_Requirement:_ Check each line of the records for "projects"; collect those that have it.
··· Given data ···
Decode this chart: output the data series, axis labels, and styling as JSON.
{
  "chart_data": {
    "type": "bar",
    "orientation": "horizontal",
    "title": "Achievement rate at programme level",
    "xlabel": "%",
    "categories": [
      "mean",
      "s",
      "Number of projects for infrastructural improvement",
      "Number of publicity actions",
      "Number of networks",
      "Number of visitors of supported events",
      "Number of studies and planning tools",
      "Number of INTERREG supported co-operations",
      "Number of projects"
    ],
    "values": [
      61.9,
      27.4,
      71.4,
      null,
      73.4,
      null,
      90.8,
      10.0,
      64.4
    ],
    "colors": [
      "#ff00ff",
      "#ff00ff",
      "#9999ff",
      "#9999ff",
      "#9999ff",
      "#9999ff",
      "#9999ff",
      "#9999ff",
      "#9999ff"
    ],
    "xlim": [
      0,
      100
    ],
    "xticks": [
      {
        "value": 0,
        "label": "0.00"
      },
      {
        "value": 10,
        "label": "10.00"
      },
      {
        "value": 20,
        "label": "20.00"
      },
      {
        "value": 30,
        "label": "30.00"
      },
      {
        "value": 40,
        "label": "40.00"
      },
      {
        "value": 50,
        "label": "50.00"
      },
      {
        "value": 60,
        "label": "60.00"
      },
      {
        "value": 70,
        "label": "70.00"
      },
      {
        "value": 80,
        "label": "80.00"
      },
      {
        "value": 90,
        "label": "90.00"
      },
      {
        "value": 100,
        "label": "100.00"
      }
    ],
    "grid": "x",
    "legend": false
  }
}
···
_Reply:_
      "Number of projects for infrastructural improvement",
      "Number of projects"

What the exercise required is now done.